Rewrite every line in the rows below as a numbered list, leaving out blank lines.

____ Supplied data

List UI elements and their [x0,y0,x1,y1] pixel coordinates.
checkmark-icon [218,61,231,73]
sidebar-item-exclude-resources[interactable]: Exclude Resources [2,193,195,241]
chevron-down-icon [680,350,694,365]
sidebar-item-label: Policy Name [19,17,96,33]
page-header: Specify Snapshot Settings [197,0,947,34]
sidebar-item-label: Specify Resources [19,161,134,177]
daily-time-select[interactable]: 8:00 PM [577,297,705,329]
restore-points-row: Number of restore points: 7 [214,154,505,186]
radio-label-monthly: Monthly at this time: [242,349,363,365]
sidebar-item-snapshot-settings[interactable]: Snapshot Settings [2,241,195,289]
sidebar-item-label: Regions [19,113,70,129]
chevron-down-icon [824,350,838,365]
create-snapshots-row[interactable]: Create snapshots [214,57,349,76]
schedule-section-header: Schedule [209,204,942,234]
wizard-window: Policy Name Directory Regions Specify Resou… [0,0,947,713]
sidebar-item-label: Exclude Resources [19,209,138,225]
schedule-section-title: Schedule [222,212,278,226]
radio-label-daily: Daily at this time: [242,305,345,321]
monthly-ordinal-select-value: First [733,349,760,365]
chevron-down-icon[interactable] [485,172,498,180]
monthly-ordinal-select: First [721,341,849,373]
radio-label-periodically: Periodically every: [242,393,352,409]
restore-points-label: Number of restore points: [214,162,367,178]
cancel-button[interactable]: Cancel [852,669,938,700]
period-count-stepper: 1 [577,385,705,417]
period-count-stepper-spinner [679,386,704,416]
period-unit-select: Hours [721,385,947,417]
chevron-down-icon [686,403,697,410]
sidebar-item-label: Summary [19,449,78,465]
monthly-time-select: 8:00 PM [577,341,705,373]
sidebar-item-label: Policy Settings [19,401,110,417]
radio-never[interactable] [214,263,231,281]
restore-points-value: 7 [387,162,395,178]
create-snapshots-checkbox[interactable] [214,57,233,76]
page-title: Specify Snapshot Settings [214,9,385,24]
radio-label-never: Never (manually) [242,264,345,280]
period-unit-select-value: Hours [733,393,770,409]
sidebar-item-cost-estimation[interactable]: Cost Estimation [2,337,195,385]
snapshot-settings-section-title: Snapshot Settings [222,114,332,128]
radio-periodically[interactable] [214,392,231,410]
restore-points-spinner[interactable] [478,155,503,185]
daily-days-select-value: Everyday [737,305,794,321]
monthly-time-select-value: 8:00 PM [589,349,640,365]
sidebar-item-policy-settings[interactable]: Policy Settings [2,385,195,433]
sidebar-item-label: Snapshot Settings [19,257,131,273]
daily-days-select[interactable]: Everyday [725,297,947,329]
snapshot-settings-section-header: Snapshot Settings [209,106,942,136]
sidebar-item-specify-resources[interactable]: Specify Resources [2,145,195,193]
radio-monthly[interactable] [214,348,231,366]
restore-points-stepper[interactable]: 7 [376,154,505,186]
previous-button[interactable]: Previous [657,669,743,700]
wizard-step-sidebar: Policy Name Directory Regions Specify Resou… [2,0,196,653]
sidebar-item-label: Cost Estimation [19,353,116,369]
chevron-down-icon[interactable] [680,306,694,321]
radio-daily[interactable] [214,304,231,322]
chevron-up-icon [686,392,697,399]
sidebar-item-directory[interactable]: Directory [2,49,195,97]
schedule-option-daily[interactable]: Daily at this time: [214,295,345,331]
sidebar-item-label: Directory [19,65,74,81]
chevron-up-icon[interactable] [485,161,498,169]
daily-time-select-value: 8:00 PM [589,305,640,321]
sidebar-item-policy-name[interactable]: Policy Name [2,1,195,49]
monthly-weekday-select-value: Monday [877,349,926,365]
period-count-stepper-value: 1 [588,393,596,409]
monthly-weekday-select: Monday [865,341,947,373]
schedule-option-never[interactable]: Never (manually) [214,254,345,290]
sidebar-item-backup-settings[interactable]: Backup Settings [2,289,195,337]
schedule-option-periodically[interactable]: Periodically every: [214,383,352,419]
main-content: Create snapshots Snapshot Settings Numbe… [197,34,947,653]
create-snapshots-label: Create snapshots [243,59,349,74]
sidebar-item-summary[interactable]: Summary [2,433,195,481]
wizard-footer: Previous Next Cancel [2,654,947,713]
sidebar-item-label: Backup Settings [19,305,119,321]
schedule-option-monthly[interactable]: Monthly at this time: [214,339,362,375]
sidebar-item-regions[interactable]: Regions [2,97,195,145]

________

» Result
1. List UI elements and their [x0,y0,x1,y1] pixel coordinates.
2. checkmark-icon [218,61,231,73]
3. sidebar-item-exclude-resources[interactable]: Exclude Resources [2,193,195,241]
4. chevron-down-icon [680,350,694,365]
5. sidebar-item-label: Policy Name [19,17,96,33]
6. page-header: Specify Snapshot Settings [197,0,947,34]
7. sidebar-item-label: Specify Resources [19,161,134,177]
8. daily-time-select[interactable]: 8:00 PM [577,297,705,329]
9. restore-points-row: Number of restore points: 7 [214,154,505,186]
10. radio-label-monthly: Monthly at this time: [242,349,363,365]
11. sidebar-item-snapshot-settings[interactable]: Snapshot Settings [2,241,195,289]
12. sidebar-item-label: Regions [19,113,70,129]
13. chevron-down-icon [824,350,838,365]
14. create-snapshots-row[interactable]: Create snapshots [214,57,349,76]
15. schedule-section-header: Schedule [209,204,942,234]
16. wizard-window: Policy Name Directory Regions Specify Resou… [0,0,947,713]
17. sidebar-item-label: Exclude Resources [19,209,138,225]
18. schedule-section-title: Schedule [222,212,278,226]
19. radio-label-daily: Daily at this time: [242,305,345,321]
20. monthly-ordinal-select-value: First [733,349,760,365]
21. chevron-down-icon[interactable] [485,172,498,180]
22. monthly-ordinal-select: First [721,341,849,373]
23. radio-label-periodically: Periodically every: [242,393,352,409]
24. restore-points-label: Number of restore points: [214,162,367,178]
25. cancel-button[interactable]: Cancel [852,669,938,700]
26. period-count-stepper: 1 [577,385,705,417]
27. period-count-stepper-spinner [679,386,704,416]
28. period-unit-select: Hours [721,385,947,417]
29. chevron-down-icon [686,403,697,410]
30. sidebar-item-label: Summary [19,449,78,465]
31. monthly-time-select: 8:00 PM [577,341,705,373]
32. sidebar-item-label: Policy Settings [19,401,110,417]
33. radio-never[interactable] [214,263,231,281]
34. restore-points-value: 7 [387,162,395,178]
35. create-snapshots-checkbox[interactable] [214,57,233,76]
36. page-title: Specify Snapshot Settings [214,9,385,24]
37. radio-label-never: Never (manually) [242,264,345,280]
38. period-unit-select-value: Hours [733,393,770,409]
39. sidebar-item-cost-estimation[interactable]: Cost Estimation [2,337,195,385]
40. snapshot-settings-section-title: Snapshot Settings [222,114,332,128]
41. radio-periodically[interactable] [214,392,231,410]
42. restore-points-spinner[interactable] [478,155,503,185]
43. daily-days-select-value: Everyday [737,305,794,321]
44. monthly-time-select-value: 8:00 PM [589,349,640,365]
45. sidebar-item-policy-settings[interactable]: Policy Settings [2,385,195,433]
46. sidebar-item-label: Snapshot Settings [19,257,131,273]
47. daily-days-select[interactable]: Everyday [725,297,947,329]
48. snapshot-settings-section-header: Snapshot Settings [209,106,942,136]
49. sidebar-item-specify-resources[interactable]: Specify Resources [2,145,195,193]
50. radio-monthly[interactable] [214,348,231,366]
51. restore-points-stepper[interactable]: 7 [376,154,505,186]
52. previous-button[interactable]: Previous [657,669,743,700]
53. wizard-step-sidebar: Policy Name Directory Regions Specify Resou… [2,0,196,653]
54. sidebar-item-label: Cost Estimation [19,353,116,369]
55. chevron-down-icon[interactable] [680,306,694,321]
56. radio-daily[interactable] [214,304,231,322]
57. chevron-up-icon [686,392,697,399]
58. sidebar-item-directory[interactable]: Directory [2,49,195,97]
59. schedule-option-daily[interactable]: Daily at this time: [214,295,345,331]
60. sidebar-item-label: Directory [19,65,74,81]
61. chevron-up-icon[interactable] [485,161,498,169]
62. daily-time-select-value: 8:00 PM [589,305,640,321]
63. sidebar-item-policy-name[interactable]: Policy Name [2,1,195,49]
64. monthly-weekday-select-value: Monday [877,349,926,365]
65. period-count-stepper-value: 1 [588,393,596,409]
66. monthly-weekday-select: Monday [865,341,947,373]
67. schedule-option-never[interactable]: Never (manually) [214,254,345,290]
68. sidebar-item-backup-settings[interactable]: Backup Settings [2,289,195,337]
69. schedule-option-periodically[interactable]: Periodically every: [214,383,352,419]
70. main-content: Create snapshots Snapshot Settings Numbe… [197,34,947,653]
71. create-snapshots-label: Create snapshots [243,59,349,74]
72. sidebar-item-summary[interactable]: Summary [2,433,195,481]
73. wizard-footer: Previous Next Cancel [2,654,947,713]
74. sidebar-item-label: Backup Settings [19,305,119,321]
75. schedule-option-monthly[interactable]: Monthly at this time: [214,339,362,375]
76. sidebar-item-regions[interactable]: Regions [2,97,195,145]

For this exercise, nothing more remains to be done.